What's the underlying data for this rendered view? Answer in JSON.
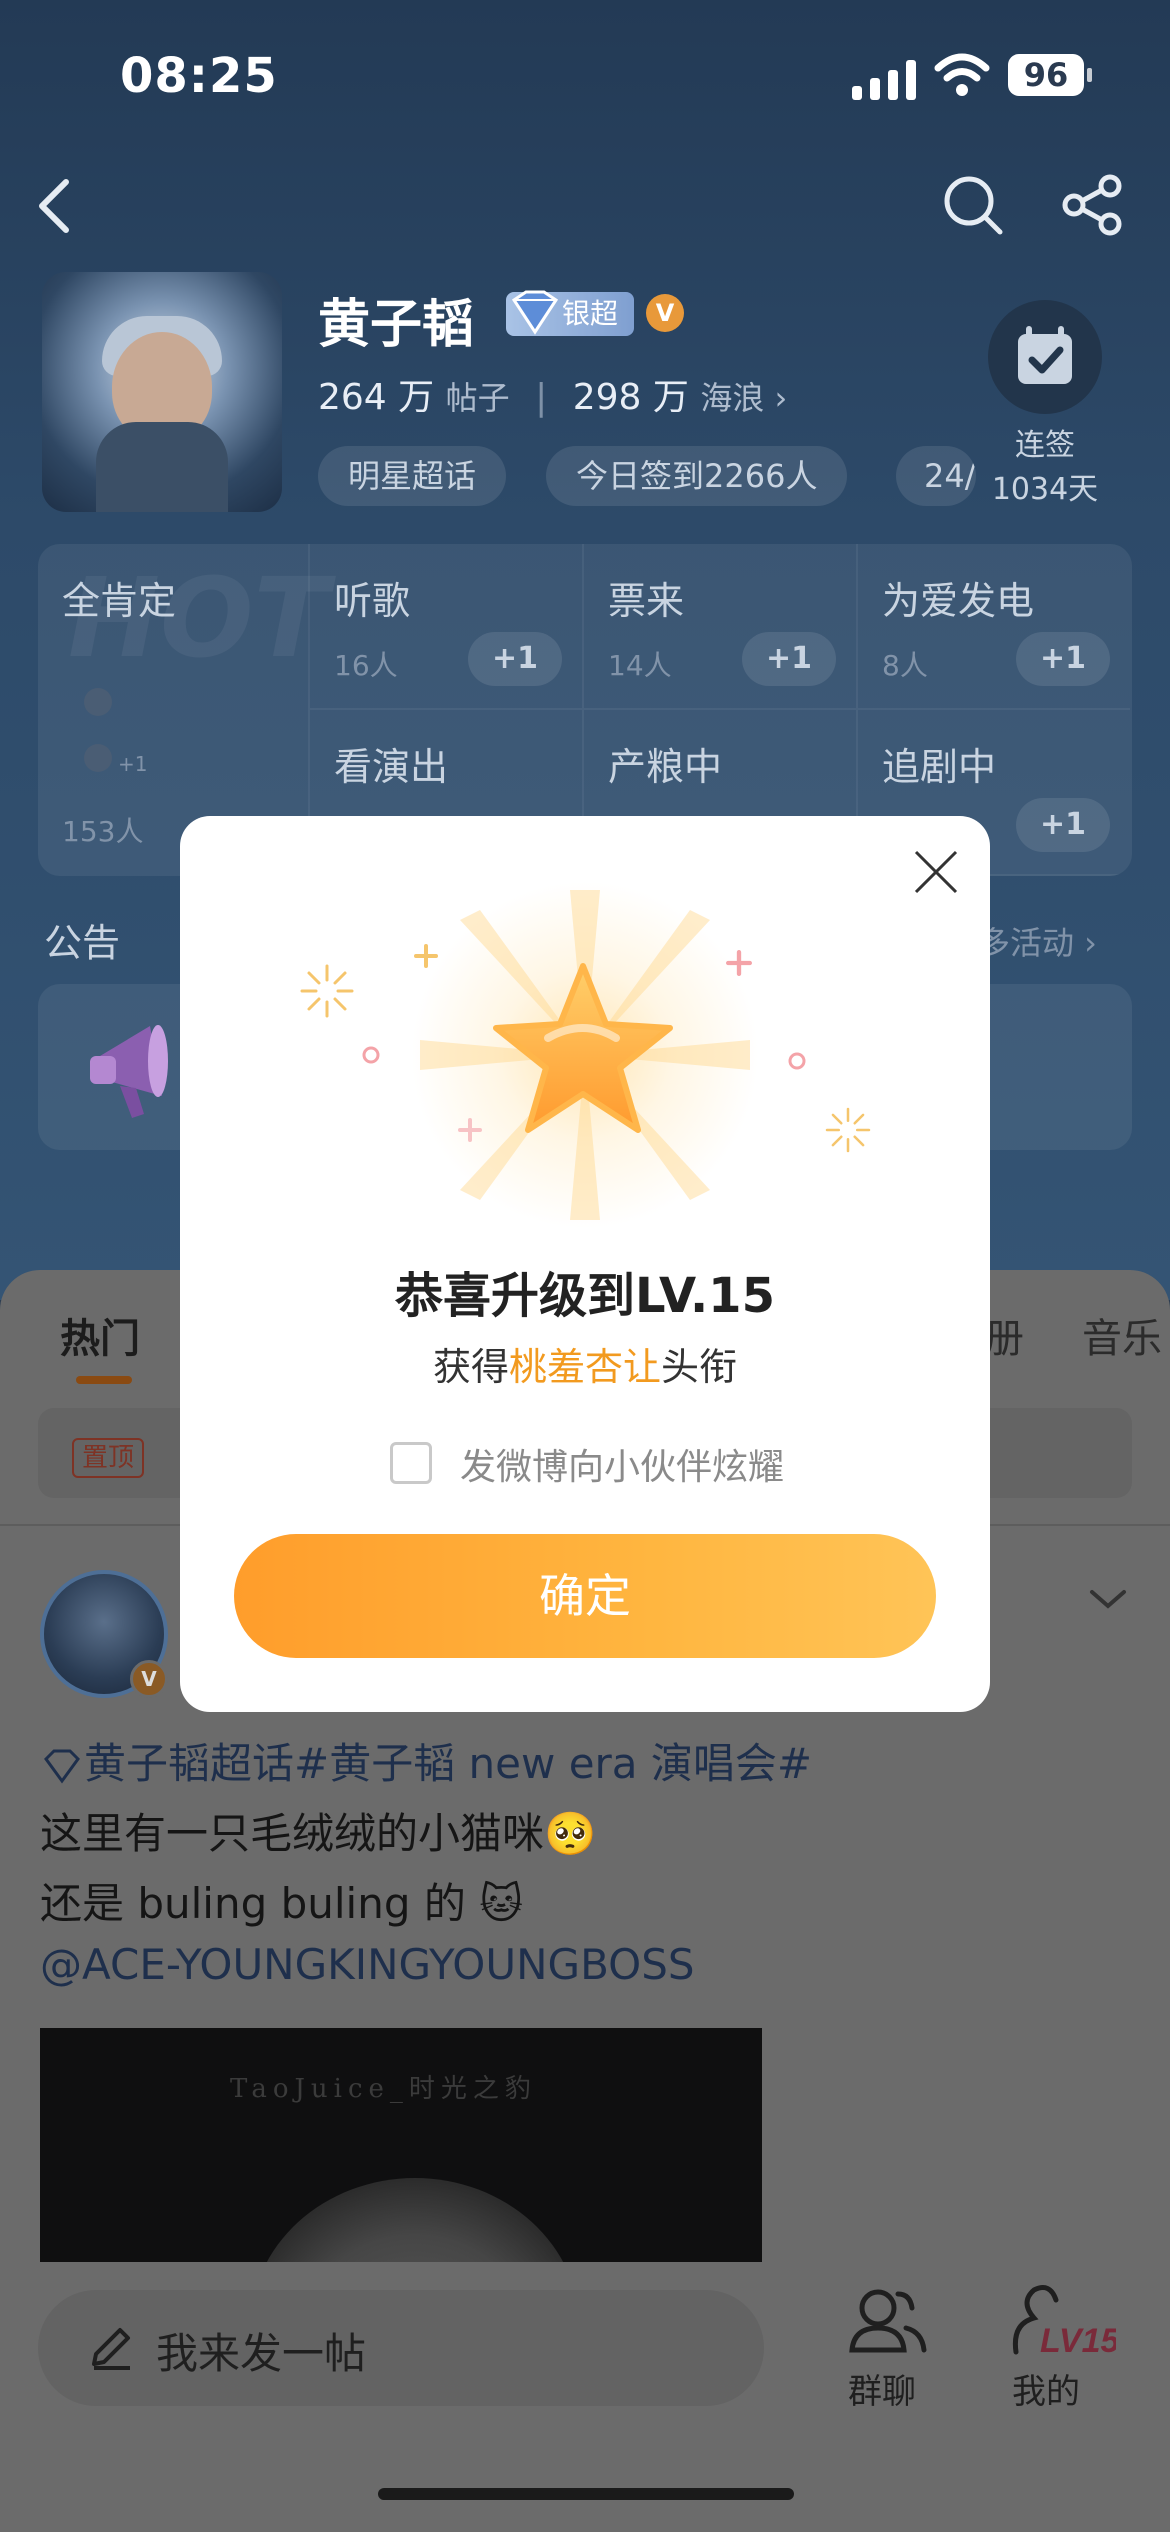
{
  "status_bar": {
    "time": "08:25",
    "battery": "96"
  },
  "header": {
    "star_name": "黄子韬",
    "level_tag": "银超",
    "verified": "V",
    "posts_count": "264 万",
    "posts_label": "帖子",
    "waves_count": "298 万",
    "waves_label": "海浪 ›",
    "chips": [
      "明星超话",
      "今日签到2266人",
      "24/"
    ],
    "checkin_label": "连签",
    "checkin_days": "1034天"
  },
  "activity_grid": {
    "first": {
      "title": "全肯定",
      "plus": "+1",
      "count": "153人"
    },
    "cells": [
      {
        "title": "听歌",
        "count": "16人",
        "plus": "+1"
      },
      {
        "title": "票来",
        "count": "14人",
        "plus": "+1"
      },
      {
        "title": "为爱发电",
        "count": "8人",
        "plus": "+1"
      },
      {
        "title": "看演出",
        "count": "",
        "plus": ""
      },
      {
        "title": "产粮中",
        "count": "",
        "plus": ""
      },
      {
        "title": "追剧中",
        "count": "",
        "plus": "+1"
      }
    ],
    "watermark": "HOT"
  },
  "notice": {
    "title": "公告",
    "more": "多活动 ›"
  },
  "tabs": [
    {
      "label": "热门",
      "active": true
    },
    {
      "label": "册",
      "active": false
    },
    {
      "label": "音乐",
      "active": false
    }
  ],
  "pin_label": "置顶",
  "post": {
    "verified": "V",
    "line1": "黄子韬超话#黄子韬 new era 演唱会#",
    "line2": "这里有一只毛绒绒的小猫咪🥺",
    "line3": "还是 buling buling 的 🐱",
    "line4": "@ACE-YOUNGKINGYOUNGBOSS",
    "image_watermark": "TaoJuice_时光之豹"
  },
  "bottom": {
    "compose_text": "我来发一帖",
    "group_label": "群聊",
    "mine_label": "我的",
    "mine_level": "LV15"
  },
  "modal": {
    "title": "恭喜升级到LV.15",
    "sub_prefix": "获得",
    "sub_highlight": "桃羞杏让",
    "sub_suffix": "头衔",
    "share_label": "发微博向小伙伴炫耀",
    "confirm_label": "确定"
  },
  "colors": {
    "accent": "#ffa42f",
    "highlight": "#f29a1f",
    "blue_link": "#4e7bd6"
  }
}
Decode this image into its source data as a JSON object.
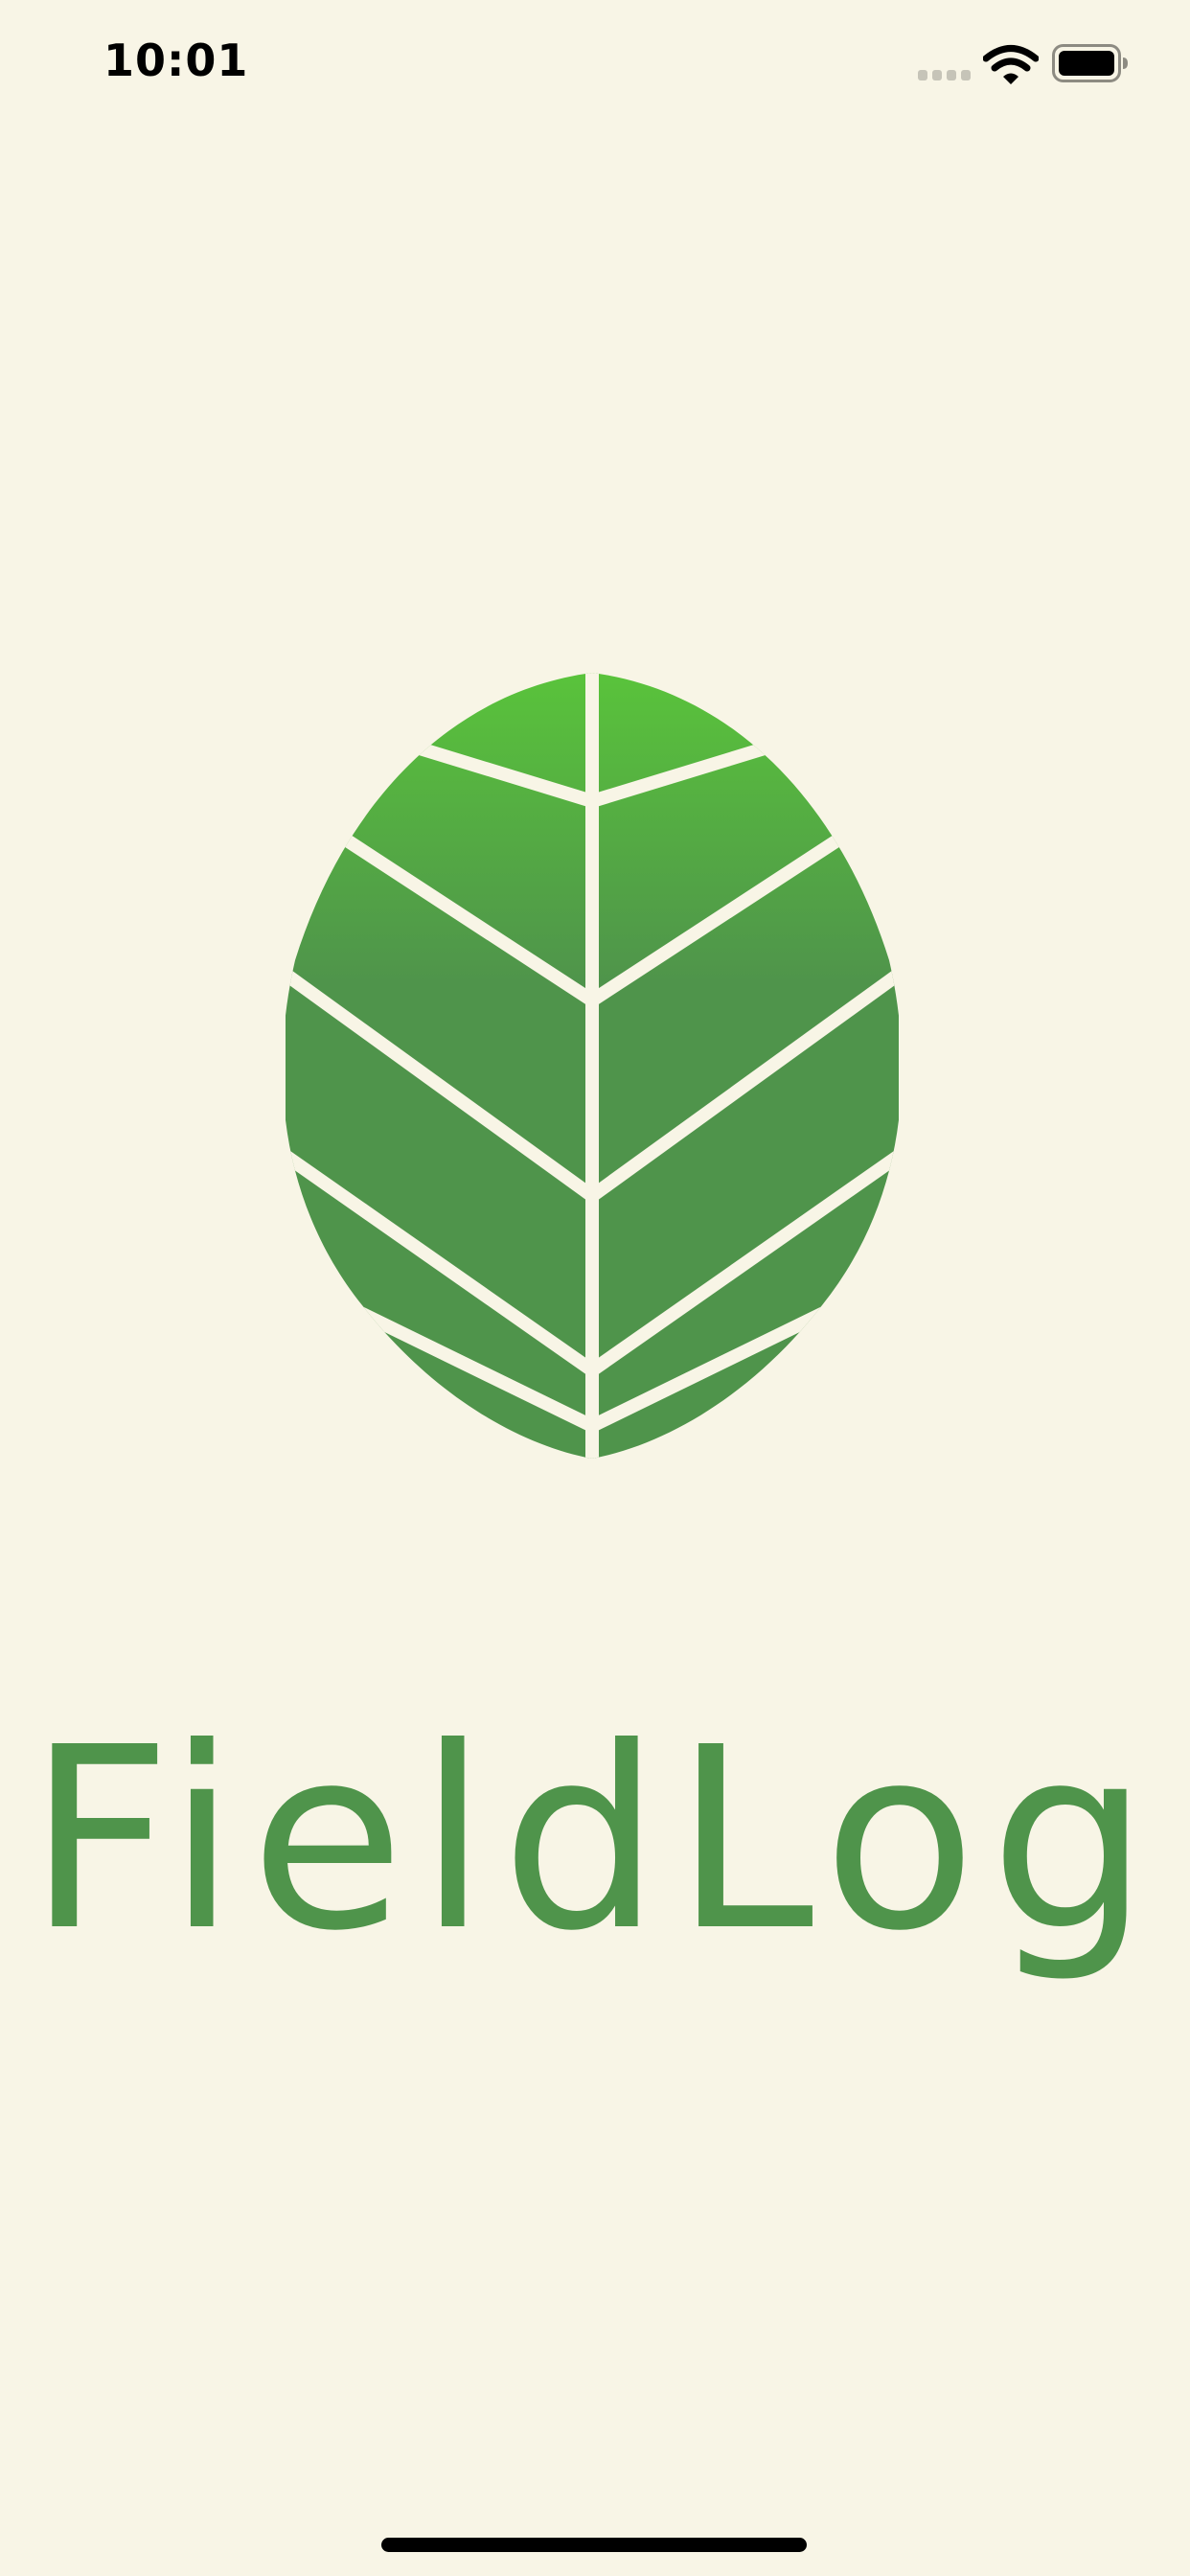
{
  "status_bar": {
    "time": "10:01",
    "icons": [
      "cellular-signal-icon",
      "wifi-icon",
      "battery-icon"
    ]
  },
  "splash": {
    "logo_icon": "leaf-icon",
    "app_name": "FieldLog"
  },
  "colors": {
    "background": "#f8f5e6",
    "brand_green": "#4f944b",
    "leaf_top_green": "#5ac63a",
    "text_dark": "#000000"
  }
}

## What is being asked
Write out the material above again, word for word, minus its pictures.

## Task response
What's the underlying data for this rendered view? Answer in JSON.
{
  "status_bar": {
    "time": "08:25",
    "battery": "96"
  },
  "header": {
    "star_name": "黄子韬",
    "level_tag": "银超",
    "verified": "V",
    "posts_count": "264 万",
    "posts_label": "帖子",
    "waves_count": "298 万",
    "waves_label": "海浪 ›",
    "chips": [
      "明星超话",
      "今日签到2266人",
      "24/"
    ],
    "checkin_label": "连签",
    "checkin_days": "1034天"
  },
  "activity_grid": {
    "first": {
      "title": "全肯定",
      "plus": "+1",
      "count": "153人"
    },
    "cells": [
      {
        "title": "听歌",
        "count": "16人",
        "plus": "+1"
      },
      {
        "title": "票来",
        "count": "14人",
        "plus": "+1"
      },
      {
        "title": "为爱发电",
        "count": "8人",
        "plus": "+1"
      },
      {
        "title": "看演出",
        "count": "",
        "plus": ""
      },
      {
        "title": "产粮中",
        "count": "",
        "plus": ""
      },
      {
        "title": "追剧中",
        "count": "",
        "plus": "+1"
      }
    ],
    "watermark": "HOT"
  },
  "notice": {
    "title": "公告",
    "more": "多活动 ›"
  },
  "tabs": [
    {
      "label": "热门",
      "active": true
    },
    {
      "label": "册",
      "active": false
    },
    {
      "label": "音乐",
      "active": false
    }
  ],
  "pin_label": "置顶",
  "post": {
    "verified": "V",
    "line1": "黄子韬超话#黄子韬 new era 演唱会#",
    "line2": "这里有一只毛绒绒的小猫咪🥺",
    "line3": "还是 buling buling 的 🐱",
    "line4": "@ACE-YOUNGKINGYOUNGBOSS",
    "image_watermark": "TaoJuice_时光之豹"
  },
  "bottom": {
    "compose_text": "我来发一帖",
    "group_label": "群聊",
    "mine_label": "我的",
    "mine_level": "LV15"
  },
  "modal": {
    "title": "恭喜升级到LV.15",
    "sub_prefix": "获得",
    "sub_highlight": "桃羞杏让",
    "sub_suffix": "头衔",
    "share_label": "发微博向小伙伴炫耀",
    "confirm_label": "确定"
  },
  "colors": {
    "accent": "#ffa42f",
    "highlight": "#f29a1f",
    "blue_link": "#4e7bd6"
  }
}
Decode this image into its source data as a JSON object.
{
  "status_bar": {
    "time": "10:01",
    "icons": [
      "cellular-signal-icon",
      "wifi-icon",
      "battery-icon"
    ]
  },
  "splash": {
    "logo_icon": "leaf-icon",
    "app_name": "FieldLog"
  },
  "colors": {
    "background": "#f8f5e6",
    "brand_green": "#4f944b",
    "leaf_top_green": "#5ac63a",
    "text_dark": "#000000"
  }
}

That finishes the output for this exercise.